Your instructions: Which lines hold the word "Chatbots"? Show each of them.

---+---

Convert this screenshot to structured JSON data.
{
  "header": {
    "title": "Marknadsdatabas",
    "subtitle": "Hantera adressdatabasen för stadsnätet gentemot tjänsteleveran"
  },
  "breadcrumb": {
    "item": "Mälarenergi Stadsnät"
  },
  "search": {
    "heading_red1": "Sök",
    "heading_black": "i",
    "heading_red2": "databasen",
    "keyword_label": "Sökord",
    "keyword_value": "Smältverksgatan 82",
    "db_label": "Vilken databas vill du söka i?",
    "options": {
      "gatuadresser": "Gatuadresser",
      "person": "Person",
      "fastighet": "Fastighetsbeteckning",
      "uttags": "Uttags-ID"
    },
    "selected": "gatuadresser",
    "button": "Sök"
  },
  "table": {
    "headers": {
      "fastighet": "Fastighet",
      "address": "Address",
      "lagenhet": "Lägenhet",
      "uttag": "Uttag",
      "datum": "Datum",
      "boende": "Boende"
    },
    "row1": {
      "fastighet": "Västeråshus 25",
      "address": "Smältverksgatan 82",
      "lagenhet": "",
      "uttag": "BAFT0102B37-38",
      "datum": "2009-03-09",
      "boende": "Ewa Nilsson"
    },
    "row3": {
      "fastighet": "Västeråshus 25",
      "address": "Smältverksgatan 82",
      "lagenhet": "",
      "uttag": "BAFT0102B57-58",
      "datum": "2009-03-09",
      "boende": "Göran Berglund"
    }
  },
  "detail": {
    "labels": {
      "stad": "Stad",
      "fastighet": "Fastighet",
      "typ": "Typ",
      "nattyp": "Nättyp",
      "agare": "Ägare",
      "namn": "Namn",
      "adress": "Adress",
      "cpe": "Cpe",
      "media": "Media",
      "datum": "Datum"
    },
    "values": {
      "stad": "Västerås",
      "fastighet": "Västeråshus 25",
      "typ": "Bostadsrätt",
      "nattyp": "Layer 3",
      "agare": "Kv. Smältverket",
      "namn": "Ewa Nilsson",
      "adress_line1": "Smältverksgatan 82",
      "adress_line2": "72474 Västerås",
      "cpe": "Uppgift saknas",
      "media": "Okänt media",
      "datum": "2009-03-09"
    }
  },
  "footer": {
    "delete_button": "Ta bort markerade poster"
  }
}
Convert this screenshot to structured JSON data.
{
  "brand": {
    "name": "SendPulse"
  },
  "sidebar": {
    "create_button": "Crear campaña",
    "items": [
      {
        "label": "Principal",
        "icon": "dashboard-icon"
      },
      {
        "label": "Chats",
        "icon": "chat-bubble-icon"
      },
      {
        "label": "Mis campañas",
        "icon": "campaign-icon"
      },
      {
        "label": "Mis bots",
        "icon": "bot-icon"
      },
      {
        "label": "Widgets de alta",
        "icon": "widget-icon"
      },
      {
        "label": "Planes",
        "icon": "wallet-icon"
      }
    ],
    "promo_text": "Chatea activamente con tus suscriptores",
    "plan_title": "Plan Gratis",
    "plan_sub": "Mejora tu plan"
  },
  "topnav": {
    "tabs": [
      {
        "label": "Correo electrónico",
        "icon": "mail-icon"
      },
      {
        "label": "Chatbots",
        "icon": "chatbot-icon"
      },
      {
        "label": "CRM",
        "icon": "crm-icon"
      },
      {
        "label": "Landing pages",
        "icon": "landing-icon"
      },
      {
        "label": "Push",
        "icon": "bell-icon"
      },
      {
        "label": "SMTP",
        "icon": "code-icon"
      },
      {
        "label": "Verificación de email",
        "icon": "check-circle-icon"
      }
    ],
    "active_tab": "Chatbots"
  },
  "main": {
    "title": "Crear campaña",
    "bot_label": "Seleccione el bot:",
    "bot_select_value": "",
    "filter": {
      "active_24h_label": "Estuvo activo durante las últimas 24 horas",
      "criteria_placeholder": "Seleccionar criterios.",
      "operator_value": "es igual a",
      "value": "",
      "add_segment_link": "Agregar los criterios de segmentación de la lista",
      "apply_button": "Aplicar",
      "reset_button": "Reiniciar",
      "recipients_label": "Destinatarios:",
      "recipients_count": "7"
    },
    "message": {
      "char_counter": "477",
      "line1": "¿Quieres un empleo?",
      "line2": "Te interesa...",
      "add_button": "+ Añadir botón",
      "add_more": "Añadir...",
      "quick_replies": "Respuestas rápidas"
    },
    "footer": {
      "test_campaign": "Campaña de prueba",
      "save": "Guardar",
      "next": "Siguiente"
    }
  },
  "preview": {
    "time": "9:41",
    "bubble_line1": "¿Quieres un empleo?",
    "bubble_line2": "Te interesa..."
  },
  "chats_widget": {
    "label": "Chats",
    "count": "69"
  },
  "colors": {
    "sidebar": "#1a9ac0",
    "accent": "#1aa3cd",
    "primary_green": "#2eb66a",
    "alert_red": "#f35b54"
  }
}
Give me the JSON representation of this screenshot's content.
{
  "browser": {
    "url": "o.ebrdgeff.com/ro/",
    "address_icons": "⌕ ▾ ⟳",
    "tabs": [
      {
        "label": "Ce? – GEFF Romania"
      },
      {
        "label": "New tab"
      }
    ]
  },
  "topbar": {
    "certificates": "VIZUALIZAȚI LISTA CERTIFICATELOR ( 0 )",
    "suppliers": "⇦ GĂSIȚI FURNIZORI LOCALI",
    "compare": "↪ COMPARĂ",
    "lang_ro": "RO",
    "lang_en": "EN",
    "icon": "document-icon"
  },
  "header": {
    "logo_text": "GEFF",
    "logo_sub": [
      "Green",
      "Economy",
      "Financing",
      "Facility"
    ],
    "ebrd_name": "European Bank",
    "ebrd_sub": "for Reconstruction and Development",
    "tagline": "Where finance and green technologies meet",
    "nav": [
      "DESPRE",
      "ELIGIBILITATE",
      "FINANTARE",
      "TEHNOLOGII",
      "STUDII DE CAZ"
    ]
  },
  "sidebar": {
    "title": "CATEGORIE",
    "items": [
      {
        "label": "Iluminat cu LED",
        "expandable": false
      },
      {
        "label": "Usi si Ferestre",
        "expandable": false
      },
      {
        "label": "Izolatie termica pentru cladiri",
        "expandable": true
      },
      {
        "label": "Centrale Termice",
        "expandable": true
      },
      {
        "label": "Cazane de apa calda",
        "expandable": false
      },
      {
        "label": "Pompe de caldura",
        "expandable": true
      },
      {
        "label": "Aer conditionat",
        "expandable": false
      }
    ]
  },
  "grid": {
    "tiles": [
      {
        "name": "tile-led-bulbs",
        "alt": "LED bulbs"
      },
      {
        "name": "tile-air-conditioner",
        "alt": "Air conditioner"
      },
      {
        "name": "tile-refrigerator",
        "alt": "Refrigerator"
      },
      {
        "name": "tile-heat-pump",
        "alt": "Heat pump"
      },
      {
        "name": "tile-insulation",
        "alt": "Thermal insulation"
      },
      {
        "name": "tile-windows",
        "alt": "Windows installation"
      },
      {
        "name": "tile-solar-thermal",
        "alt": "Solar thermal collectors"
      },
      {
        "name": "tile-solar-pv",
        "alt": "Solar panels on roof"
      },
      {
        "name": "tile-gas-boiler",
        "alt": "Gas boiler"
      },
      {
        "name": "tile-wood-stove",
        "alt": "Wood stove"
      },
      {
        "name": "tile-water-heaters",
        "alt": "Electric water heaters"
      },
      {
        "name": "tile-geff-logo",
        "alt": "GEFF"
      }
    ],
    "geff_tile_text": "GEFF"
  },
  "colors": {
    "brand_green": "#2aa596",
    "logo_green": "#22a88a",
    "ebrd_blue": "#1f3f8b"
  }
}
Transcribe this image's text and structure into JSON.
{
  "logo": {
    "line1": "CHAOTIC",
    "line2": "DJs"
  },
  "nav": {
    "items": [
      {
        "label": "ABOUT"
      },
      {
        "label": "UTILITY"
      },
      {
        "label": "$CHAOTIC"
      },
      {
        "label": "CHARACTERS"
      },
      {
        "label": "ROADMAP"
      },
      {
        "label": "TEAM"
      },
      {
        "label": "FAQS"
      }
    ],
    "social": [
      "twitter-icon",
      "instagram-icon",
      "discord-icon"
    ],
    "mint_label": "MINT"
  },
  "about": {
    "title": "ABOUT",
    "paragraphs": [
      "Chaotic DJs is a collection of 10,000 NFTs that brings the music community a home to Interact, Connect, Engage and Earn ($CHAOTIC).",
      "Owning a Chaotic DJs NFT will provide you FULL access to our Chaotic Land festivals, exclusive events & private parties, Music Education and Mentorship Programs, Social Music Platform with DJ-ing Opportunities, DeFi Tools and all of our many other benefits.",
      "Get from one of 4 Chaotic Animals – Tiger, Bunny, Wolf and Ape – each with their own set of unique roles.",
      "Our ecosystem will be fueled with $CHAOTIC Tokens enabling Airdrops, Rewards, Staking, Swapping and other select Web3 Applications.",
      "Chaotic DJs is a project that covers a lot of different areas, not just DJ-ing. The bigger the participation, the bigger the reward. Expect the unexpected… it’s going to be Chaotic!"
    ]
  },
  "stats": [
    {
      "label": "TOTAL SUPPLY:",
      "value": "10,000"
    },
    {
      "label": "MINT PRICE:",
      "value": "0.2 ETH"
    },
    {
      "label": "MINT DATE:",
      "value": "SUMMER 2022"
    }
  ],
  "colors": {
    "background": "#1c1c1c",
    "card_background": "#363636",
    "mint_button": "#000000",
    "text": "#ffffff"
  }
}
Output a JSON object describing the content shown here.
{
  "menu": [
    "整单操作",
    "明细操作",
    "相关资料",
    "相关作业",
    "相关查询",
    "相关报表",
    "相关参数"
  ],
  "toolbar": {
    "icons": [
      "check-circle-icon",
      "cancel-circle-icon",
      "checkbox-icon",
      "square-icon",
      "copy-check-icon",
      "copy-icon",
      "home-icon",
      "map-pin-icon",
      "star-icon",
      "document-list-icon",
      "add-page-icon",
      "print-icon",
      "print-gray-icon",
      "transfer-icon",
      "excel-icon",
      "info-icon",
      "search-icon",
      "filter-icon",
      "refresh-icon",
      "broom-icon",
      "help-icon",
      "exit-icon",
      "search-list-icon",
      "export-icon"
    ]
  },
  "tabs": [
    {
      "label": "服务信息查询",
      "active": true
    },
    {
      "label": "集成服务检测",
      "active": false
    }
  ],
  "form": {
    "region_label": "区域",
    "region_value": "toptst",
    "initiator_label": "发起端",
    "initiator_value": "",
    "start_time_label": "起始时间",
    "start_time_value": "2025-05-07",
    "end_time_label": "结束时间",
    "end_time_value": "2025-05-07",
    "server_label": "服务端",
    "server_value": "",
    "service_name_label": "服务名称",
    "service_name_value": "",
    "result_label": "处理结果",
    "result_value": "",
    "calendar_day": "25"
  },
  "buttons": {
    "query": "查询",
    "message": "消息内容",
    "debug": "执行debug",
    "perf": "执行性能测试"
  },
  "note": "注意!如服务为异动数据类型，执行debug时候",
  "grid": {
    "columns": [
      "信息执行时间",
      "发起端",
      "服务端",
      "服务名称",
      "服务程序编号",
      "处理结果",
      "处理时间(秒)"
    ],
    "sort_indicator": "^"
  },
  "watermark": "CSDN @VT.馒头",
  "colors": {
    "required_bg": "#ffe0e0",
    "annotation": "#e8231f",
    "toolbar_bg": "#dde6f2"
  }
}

---+---

Response:
        "label": "Chatbots",
    "active_tab": "Chatbots"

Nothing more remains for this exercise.